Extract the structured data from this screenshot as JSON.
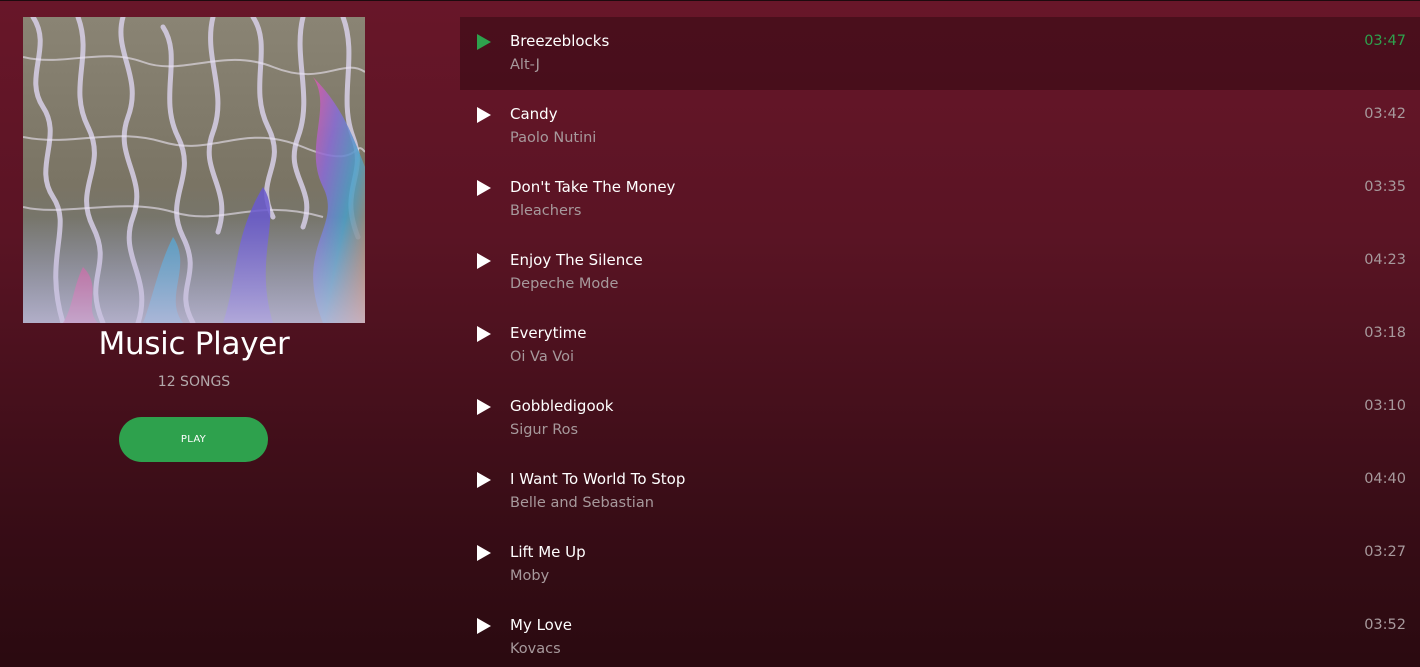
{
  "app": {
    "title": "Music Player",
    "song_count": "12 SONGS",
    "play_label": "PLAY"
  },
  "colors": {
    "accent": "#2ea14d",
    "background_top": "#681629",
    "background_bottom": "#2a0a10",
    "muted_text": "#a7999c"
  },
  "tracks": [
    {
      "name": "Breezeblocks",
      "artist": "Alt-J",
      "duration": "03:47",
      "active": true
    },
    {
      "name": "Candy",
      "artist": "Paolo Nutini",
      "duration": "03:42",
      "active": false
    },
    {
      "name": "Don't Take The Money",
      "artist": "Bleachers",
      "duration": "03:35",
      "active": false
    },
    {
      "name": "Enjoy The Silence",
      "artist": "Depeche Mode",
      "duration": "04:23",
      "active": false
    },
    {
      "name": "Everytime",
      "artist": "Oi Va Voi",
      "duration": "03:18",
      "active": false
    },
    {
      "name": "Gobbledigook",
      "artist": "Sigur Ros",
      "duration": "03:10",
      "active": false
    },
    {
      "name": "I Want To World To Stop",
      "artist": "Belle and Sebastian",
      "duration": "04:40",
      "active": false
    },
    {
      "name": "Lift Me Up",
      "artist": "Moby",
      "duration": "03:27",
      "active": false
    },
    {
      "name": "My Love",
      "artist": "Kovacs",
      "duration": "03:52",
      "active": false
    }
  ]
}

○ ○ ○ ○ ○

▶ Written problem
Copy all the lines of data exactly as they appear, dropping any images.

▶ Complete output
Extract the structured data from this screenshot as JSON.
{
  "app": {
    "title": "Music Player",
    "song_count": "12 SONGS",
    "play_label": "PLAY"
  },
  "colors": {
    "accent": "#2ea14d",
    "background_top": "#681629",
    "background_bottom": "#2a0a10",
    "muted_text": "#a7999c"
  },
  "tracks": [
    {
      "name": "Breezeblocks",
      "artist": "Alt-J",
      "duration": "03:47",
      "active": true
    },
    {
      "name": "Candy",
      "artist": "Paolo Nutini",
      "duration": "03:42",
      "active": false
    },
    {
      "name": "Don't Take The Money",
      "artist": "Bleachers",
      "duration": "03:35",
      "active": false
    },
    {
      "name": "Enjoy The Silence",
      "artist": "Depeche Mode",
      "duration": "04:23",
      "active": false
    },
    {
      "name": "Everytime",
      "artist": "Oi Va Voi",
      "duration": "03:18",
      "active": false
    },
    {
      "name": "Gobbledigook",
      "artist": "Sigur Ros",
      "duration": "03:10",
      "active": false
    },
    {
      "name": "I Want To World To Stop",
      "artist": "Belle and Sebastian",
      "duration": "04:40",
      "active": false
    },
    {
      "name": "Lift Me Up",
      "artist": "Moby",
      "duration": "03:27",
      "active": false
    },
    {
      "name": "My Love",
      "artist": "Kovacs",
      "duration": "03:52",
      "active": false
    }
  ]
}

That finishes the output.